(Data entries)
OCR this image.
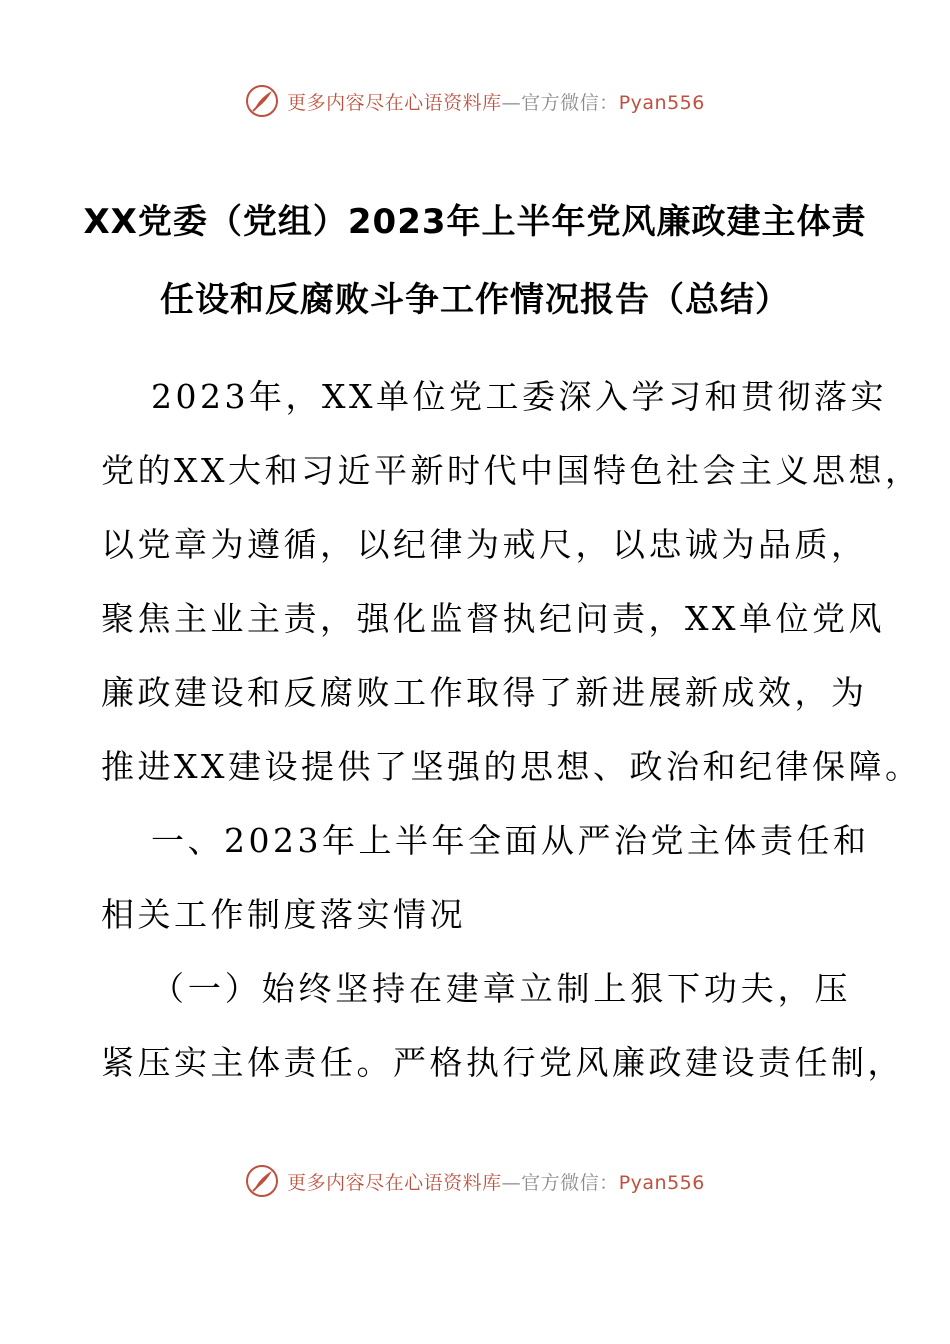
更多内容尽在心语资料库—官方微信：Pyan556
XX党委（党组）2023年上半年党风廉政建主体责
任设和反腐败斗争工作情况报告（总结）
2023年，XX单位党工委深入学习和贯彻落实
党的XX大和习近平新时代中国特色社会主义思想，
以党章为遵循，以纪律为戒尺，以忠诚为品质，
聚焦主业主责，强化监督执纪问责，XX单位党风
廉政建设和反腐败工作取得了新进展新成效，为
推进XX建设提供了坚强的思想、政治和纪律保障。
一、2023年上半年全面从严治党主体责任和
相关工作制度落实情况
（一）始终坚持在建章立制上狠下功夫，压
紧压实主体责任。严格执行党风廉政建设责任制，
更多内容尽在心语资料库—官方微信：Pyan556
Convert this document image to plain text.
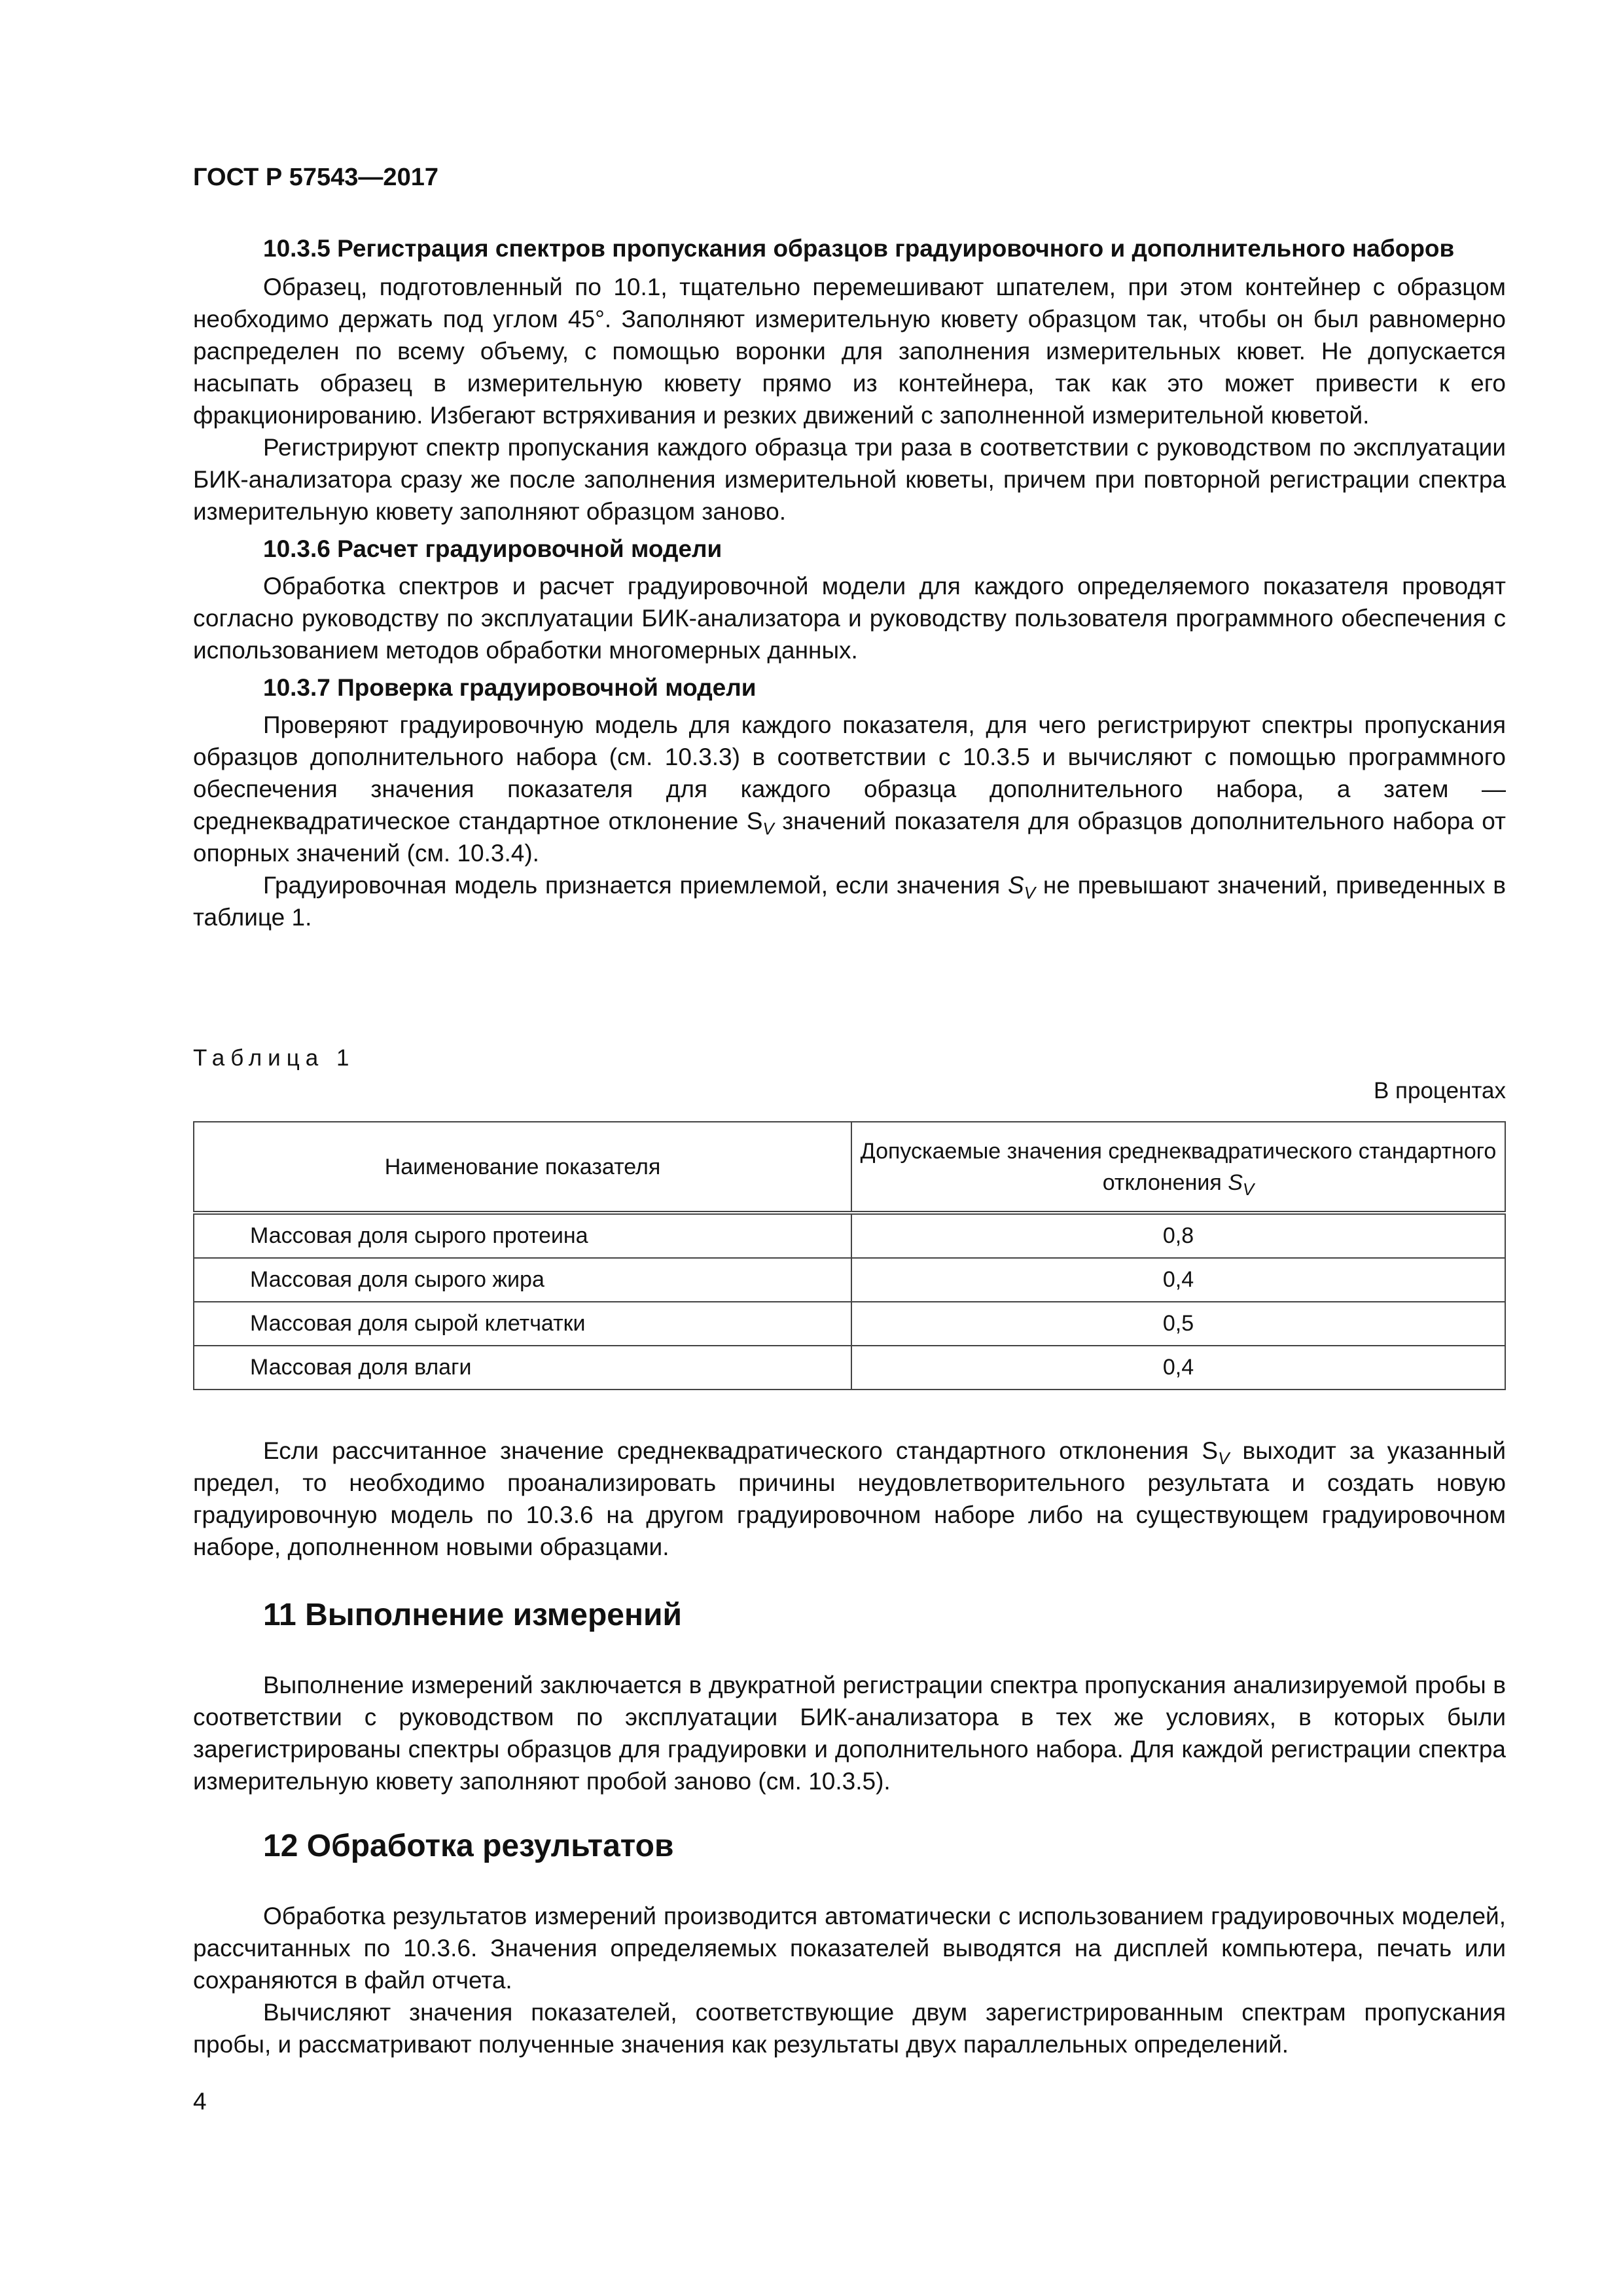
ГОСТ Р 57543—2017

10.3.5 Регистрация спектров пропускания образцов градуировочного и дополнительного наборов

Образец, подготовленный по 10.1, тщательно перемешивают шпателем, при этом контейнер с образцом необходимо держать под углом 45°. Заполняют измерительную кювету образцом так, чтобы он был равномерно распределен по всему объему, с помощью воронки для заполнения измерительных кювет. Не допускается насыпать образец в измерительную кювету прямо из контейнера, так как это может привести к его фракционированию. Избегают встряхивания и резких движений с заполненной измерительной кюветой.

Регистрируют спектр пропускания каждого образца три раза в соответствии с руководством по эксплуатации БИК-анализатора сразу же после заполнения измерительной кюветы, причем при повторной регистрации спектра измерительную кювету заполняют образцом заново.

10.3.6 Расчет градуировочной модели

Обработка спектров и расчет градуировочной модели для каждого определяемого показателя проводят согласно руководству по эксплуатации БИК-анализатора и руководству пользователя программного обеспечения с использованием методов обработки многомерных данных.

10.3.7 Проверка градуировочной модели

Проверяют градуировочную модель для каждого показателя, для чего регистрируют спектры пропускания образцов дополнительного набора (см. 10.3.3) в соответствии с 10.3.5 и вычисляют с помощью программного обеспечения значения показателя для каждого образца дополнительного набора, а затем — среднеквадратическое стандартное отклонение $S_V$ значений показателя для образцов дополнительного набора от опорных значений (см. 10.3.4).

Градуировочная модель признается приемлемой, если значения $S_V$ не превышают значений, приведенных в таблице 1.

Таблица 1
В процентах
Наименование показателя	Допускаемые значения среднеквадратического стандартного отклонения $S_V$
Массовая доля сырого протеина	0,8
Массовая доля сырого жира	0,4
Массовая доля сырой клетчатки	0,5
Массовая доля влаги	0,4

Если рассчитанное значение среднеквадратического стандартного отклонения $S_V$ выходит за указанный предел, то необходимо проанализировать причины неудовлетворительного результата и создать новую градуировочную модель по 10.3.6 на другом градуировочном наборе либо на существующем градуировочном наборе, дополненном новыми образцами.

11 Выполнение измерений

Выполнение измерений заключается в двукратной регистрации спектра пропускания анализируемой пробы в соответствии с руководством по эксплуатации БИК-анализатора в тех же условиях, в которых были зарегистрированы спектры образцов для градуировки и дополнительного набора. Для каждой регистрации спектра измерительную кювету заполняют пробой заново (см. 10.3.5).

12 Обработка результатов

Обработка результатов измерений производится автоматически с использованием градуировочных моделей, рассчитанных по 10.3.6. Значения определяемых показателей выводятся на дисплей компьютера, печать или сохраняются в файл отчета.

Вычисляют значения показателей, соответствующие двум зарегистрированным спектрам пропускания пробы, и рассматривают полученные значения как результаты двух параллельных определений.

4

Short task:
For the string "доля", count the lines of the entries above that include it; answer with the number only.

Complete response:
4